• [WRITTEN TASK] Write out the entries below once more, exactly.
##### LISTED ENTRIES
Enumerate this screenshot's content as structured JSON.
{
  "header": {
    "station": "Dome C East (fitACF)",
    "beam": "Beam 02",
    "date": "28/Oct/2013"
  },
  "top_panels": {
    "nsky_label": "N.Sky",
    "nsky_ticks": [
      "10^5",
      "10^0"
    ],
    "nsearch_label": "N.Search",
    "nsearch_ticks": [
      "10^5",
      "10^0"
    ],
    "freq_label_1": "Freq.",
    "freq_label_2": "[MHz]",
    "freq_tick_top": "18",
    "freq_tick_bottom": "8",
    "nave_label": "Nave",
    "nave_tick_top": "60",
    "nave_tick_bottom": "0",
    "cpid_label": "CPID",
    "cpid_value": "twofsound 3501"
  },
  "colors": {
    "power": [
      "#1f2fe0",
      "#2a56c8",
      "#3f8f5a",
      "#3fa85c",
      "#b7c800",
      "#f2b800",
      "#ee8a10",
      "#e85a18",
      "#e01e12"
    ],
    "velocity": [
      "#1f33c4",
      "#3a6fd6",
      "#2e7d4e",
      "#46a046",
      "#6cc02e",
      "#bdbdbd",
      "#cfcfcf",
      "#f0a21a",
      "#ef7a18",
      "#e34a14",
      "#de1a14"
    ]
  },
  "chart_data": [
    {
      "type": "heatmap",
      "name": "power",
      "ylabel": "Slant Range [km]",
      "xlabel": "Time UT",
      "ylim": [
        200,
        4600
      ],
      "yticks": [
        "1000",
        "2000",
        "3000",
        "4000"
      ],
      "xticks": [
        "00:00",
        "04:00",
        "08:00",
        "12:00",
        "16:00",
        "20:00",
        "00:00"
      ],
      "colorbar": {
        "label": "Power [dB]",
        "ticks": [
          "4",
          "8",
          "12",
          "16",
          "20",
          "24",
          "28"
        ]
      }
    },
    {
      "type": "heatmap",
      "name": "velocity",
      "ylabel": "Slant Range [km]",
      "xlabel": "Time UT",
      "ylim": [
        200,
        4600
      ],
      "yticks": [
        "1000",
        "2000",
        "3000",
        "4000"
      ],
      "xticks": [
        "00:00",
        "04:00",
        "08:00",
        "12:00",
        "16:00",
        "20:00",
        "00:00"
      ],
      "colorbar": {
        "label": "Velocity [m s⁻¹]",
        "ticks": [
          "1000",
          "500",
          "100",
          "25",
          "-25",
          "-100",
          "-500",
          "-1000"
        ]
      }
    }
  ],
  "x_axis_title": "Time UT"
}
##########
• [OUTPUT FOR THIS TASK]
Enumerate this screenshot's content as structured JSON.
{
  "header": {
    "station": "Dome C East (fitACF)",
    "beam": "Beam 02",
    "date": "28/Oct/2013"
  },
  "top_panels": {
    "nsky_label": "N.Sky",
    "nsky_ticks": [
      "10^5",
      "10^0"
    ],
    "nsearch_label": "N.Search",
    "nsearch_ticks": [
      "10^5",
      "10^0"
    ],
    "freq_label_1": "Freq.",
    "freq_label_2": "[MHz]",
    "freq_tick_top": "18",
    "freq_tick_bottom": "8",
    "nave_label": "Nave",
    "nave_tick_top": "60",
    "nave_tick_bottom": "0",
    "cpid_label": "CPID",
    "cpid_value": "twofsound 3501"
  },
  "colors": {
    "power": [
      "#1f2fe0",
      "#2a56c8",
      "#3f8f5a",
      "#3fa85c",
      "#b7c800",
      "#f2b800",
      "#ee8a10",
      "#e85a18",
      "#e01e12"
    ],
    "velocity": [
      "#1f33c4",
      "#3a6fd6",
      "#2e7d4e",
      "#46a046",
      "#6cc02e",
      "#bdbdbd",
      "#cfcfcf",
      "#f0a21a",
      "#ef7a18",
      "#e34a14",
      "#de1a14"
    ]
  },
  "chart_data": [
    {
      "type": "heatmap",
      "name": "power",
      "ylabel": "Slant Range [km]",
      "xlabel": "Time UT",
      "ylim": [
        200,
        4600
      ],
      "yticks": [
        "1000",
        "2000",
        "3000",
        "4000"
      ],
      "xticks": [
        "00:00",
        "04:00",
        "08:00",
        "12:00",
        "16:00",
        "20:00",
        "00:00"
      ],
      "colorbar": {
        "label": "Power [dB]",
        "ticks": [
          "4",
          "8",
          "12",
          "16",
          "20",
          "24",
          "28"
        ]
      }
    },
    {
      "type": "heatmap",
      "name": "velocity",
      "ylabel": "Slant Range [km]",
      "xlabel": "Time UT",
      "ylim": [
        200,
        4600
      ],
      "yticks": [
        "1000",
        "2000",
        "3000",
        "4000"
      ],
      "xticks": [
        "00:00",
        "04:00",
        "08:00",
        "12:00",
        "16:00",
        "20:00",
        "00:00"
      ],
      "colorbar": {
        "label": "Velocity [m s⁻¹]",
        "ticks": [
          "1000",
          "500",
          "100",
          "25",
          "-25",
          "-100",
          "-500",
          "-1000"
        ]
      }
    }
  ],
  "x_axis_title": "Time UT"
}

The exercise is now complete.